● **Extracted material**

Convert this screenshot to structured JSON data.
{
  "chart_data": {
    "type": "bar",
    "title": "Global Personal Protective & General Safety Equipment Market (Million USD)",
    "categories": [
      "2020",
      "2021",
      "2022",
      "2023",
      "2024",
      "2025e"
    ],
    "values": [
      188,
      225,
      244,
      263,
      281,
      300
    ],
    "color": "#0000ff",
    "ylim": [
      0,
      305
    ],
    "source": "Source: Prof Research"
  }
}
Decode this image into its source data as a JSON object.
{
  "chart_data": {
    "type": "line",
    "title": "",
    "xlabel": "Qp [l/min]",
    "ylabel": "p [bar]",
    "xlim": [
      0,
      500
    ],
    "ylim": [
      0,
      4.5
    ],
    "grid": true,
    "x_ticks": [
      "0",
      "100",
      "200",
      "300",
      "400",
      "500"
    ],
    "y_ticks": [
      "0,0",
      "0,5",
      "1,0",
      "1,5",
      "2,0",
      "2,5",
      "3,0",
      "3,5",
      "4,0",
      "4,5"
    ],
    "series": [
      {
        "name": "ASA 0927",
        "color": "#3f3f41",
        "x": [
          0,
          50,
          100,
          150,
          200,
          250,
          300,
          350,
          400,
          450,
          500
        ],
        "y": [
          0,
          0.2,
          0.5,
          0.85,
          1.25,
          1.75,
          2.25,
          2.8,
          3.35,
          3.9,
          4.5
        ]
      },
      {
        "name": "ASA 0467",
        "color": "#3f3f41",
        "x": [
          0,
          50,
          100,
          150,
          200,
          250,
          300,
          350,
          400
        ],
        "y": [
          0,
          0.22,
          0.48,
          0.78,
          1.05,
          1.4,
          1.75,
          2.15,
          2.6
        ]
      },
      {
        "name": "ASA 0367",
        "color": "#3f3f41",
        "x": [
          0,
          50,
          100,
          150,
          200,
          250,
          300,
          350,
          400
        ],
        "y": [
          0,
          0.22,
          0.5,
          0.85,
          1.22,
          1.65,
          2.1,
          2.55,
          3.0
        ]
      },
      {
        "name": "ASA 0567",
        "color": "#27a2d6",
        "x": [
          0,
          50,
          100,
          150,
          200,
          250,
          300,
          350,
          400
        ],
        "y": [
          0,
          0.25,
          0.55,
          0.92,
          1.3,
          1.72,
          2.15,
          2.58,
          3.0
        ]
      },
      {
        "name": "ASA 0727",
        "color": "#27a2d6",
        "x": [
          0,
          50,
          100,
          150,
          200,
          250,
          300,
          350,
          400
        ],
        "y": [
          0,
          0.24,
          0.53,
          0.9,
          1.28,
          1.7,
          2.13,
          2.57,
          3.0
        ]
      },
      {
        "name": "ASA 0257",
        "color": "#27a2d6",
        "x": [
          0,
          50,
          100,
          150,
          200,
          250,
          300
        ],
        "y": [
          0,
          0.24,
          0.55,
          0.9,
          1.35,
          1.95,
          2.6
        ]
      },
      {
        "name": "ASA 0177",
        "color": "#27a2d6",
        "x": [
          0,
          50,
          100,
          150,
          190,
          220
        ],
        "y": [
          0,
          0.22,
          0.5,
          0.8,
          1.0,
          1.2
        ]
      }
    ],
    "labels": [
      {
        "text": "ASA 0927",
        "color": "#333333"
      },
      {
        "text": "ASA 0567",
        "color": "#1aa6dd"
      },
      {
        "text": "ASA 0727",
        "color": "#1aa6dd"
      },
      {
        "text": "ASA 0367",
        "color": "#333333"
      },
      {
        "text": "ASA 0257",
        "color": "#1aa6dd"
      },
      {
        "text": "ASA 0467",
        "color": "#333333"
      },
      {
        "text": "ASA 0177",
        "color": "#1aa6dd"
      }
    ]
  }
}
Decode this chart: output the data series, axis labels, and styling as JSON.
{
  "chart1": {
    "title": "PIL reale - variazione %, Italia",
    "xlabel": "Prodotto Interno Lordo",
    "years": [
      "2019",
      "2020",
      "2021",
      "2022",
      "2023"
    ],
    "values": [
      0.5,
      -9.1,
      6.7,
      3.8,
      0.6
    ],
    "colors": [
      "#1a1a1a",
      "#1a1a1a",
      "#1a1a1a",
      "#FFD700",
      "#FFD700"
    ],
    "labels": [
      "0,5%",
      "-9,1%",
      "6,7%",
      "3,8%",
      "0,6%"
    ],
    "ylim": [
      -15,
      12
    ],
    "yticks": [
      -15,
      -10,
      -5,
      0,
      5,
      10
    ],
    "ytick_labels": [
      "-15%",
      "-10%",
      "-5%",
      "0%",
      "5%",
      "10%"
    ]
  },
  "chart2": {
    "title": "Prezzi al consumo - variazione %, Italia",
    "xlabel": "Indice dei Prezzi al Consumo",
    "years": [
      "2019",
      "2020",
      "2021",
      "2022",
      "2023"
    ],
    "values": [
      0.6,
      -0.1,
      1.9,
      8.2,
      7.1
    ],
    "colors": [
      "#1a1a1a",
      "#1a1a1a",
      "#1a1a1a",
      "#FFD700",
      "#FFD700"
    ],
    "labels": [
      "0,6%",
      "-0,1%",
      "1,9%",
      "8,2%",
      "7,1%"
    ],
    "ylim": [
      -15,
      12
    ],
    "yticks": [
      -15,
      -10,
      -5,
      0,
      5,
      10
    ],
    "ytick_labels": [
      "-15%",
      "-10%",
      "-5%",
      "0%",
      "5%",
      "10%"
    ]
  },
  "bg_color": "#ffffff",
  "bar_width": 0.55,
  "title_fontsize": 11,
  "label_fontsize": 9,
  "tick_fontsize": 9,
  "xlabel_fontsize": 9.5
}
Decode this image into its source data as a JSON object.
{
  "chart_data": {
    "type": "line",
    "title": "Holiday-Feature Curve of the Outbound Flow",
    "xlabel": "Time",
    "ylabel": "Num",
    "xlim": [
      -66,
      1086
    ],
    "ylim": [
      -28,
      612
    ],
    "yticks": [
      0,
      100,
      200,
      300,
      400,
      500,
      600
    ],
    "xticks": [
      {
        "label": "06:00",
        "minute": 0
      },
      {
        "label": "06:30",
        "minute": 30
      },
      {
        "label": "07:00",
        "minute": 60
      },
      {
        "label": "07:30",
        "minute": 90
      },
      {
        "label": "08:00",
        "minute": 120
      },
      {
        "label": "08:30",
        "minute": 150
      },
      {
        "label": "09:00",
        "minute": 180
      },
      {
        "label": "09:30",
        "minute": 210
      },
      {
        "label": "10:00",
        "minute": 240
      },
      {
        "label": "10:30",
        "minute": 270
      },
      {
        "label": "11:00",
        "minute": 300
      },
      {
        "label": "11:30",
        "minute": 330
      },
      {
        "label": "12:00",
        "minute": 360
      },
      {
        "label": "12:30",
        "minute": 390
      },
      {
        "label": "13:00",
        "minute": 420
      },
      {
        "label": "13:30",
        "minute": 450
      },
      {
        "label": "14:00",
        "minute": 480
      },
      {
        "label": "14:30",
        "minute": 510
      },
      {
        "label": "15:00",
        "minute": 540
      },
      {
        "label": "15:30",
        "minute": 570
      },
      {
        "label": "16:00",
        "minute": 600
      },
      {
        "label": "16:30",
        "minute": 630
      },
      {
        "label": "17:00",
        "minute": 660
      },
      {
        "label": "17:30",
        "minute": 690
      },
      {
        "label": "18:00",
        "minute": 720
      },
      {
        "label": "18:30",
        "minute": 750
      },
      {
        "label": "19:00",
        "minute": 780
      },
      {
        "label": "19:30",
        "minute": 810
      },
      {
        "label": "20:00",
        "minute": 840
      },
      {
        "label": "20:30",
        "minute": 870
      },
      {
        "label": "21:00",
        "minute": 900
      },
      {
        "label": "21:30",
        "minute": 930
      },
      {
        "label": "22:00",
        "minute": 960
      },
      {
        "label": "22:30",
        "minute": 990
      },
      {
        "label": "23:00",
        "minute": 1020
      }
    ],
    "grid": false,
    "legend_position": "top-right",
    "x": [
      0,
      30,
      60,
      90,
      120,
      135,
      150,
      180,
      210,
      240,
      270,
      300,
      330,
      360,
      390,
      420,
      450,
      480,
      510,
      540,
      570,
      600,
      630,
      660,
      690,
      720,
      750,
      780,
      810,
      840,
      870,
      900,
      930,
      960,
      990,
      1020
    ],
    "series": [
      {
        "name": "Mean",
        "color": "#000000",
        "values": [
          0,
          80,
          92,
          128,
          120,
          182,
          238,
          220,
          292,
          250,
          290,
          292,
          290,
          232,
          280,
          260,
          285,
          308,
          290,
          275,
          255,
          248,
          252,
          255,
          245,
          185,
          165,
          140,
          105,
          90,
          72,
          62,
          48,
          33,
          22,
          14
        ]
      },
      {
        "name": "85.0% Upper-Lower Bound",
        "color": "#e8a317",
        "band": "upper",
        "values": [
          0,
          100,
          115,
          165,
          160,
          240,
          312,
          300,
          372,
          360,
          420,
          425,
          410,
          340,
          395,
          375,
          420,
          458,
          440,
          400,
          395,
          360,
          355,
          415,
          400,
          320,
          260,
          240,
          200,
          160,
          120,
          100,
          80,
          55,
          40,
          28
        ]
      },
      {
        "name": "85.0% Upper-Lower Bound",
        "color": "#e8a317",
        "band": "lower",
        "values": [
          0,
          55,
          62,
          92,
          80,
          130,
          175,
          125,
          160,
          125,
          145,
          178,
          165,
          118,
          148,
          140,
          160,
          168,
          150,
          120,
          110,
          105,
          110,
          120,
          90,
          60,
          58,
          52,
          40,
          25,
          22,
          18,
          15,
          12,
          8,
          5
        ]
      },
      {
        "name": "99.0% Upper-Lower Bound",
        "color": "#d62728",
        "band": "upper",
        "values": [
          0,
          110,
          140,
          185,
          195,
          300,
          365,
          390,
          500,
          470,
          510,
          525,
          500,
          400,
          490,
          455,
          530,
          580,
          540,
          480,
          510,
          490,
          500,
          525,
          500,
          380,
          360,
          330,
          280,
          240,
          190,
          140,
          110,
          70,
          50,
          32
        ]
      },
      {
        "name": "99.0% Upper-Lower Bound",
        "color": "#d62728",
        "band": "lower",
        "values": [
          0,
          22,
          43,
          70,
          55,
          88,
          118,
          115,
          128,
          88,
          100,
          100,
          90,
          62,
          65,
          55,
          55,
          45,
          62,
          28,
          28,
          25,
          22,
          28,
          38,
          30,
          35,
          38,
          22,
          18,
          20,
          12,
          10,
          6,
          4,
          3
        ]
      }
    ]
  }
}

● **Directive**
In the records above, how many lines include the string "variazione"? Answer with only the number.

● **Output for this exercise**
2